Required task: Leave out the pictures and copy every record exactly.

Input for this task:
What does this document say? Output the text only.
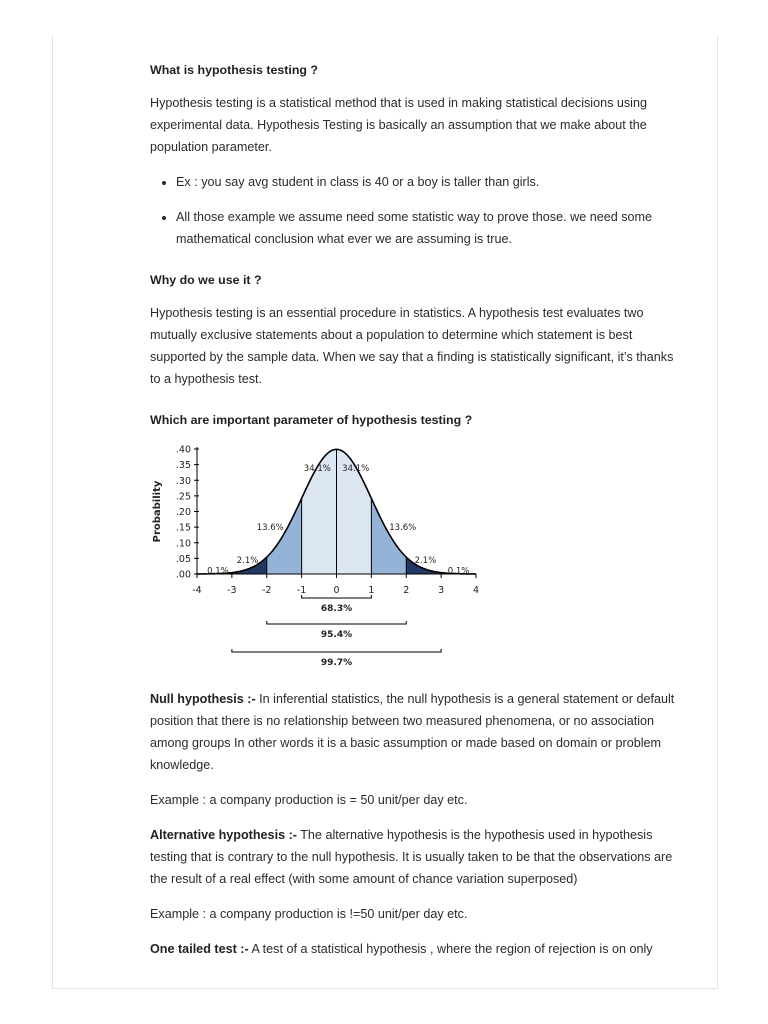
What is hypothesis testing ?

Hypothesis testing is a statistical method that is used in making statistical decisions using experimental data. Hypothesis Testing is basically an assumption that we make about the population parameter.

• Ex : you say avg student in class is 40 or a boy is taller than girls.
• All those example we assume need some statistic way to prove those. we need some mathematical conclusion what ever we are assuming is true.
Why do we use it ?

Hypothesis testing is an essential procedure in statistics. A hypothesis test evaluates two mutually exclusive statements about a population to determine which statement is best supported by the sample data. When we say that a finding is statistically significant, it’s thanks to a hypothesis test.

Which are important parameter of hypothesis testing ?
.00
.05
.10
.15
.20
.25
.30
.35
.40
Probability
-4	-3	-2	-1	0	1	2	3	4
34.1% 34.1%
13.6%	13.6%
2.1%	2.1%
0.1%	0.1%
68.3%
95.4%
99.7%

Null hypothesis :- In inferential statistics, the null hypothesis is a general statement or default position that there is no relationship between two measured phenomena, or no association among groups In other words it is a basic assumption or made based on domain or problem knowledge.

Example : a company production is = 50 unit/per day etc.

Alternative hypothesis :- The alternative hypothesis is the hypothesis used in hypothesis testing that is contrary to the null hypothesis. It is usually taken to be that the observations are the result of a real effect (with some amount of chance variation superposed)

Example : a company production is !=50 unit/per day etc.

One tailed test :- A test of a statistical hypothesis , where the region of rejection is on only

Answer:
What does this document say? Output the text only.
What is hypothesis testing ?

Hypothesis testing is a statistical method that is used in making statistical decisions using experimental data. Hypothesis Testing is basically an assumption that we make about the population parameter.

• Ex : you say avg student in class is 40 or a boy is taller than girls.
• All those example we assume need some statistic way to prove those. we need some mathematical conclusion what ever we are assuming is true.
Why do we use it ?

Hypothesis testing is an essential procedure in statistics. A hypothesis test evaluates two mutually exclusive statements about a population to determine which statement is best supported by the sample data. When we say that a finding is statistically significant, it’s thanks to a hypothesis test.

Which are important parameter of hypothesis testing ?
.00
.05
.10
.15
.20
.25
.30
.35
.40
Probability
-4	-3	-2	-1	0	1	2	3	4
34.1% 34.1%
13.6%	13.6%
2.1%	2.1%
0.1%	0.1%
68.3%
95.4%
99.7%

Null hypothesis :- In inferential statistics, the null hypothesis is a general statement or default position that there is no relationship between two measured phenomena, or no association among groups In other words it is a basic assumption or made based on domain or problem knowledge.

Example : a company production is = 50 unit/per day etc.

Alternative hypothesis :- The alternative hypothesis is the hypothesis used in hypothesis testing that is contrary to the null hypothesis. It is usually taken to be that the observations are the result of a real effect (with some amount of chance variation superposed)

Example : a company production is !=50 unit/per day etc.

One tailed test :- A test of a statistical hypothesis , where the region of rejection is on only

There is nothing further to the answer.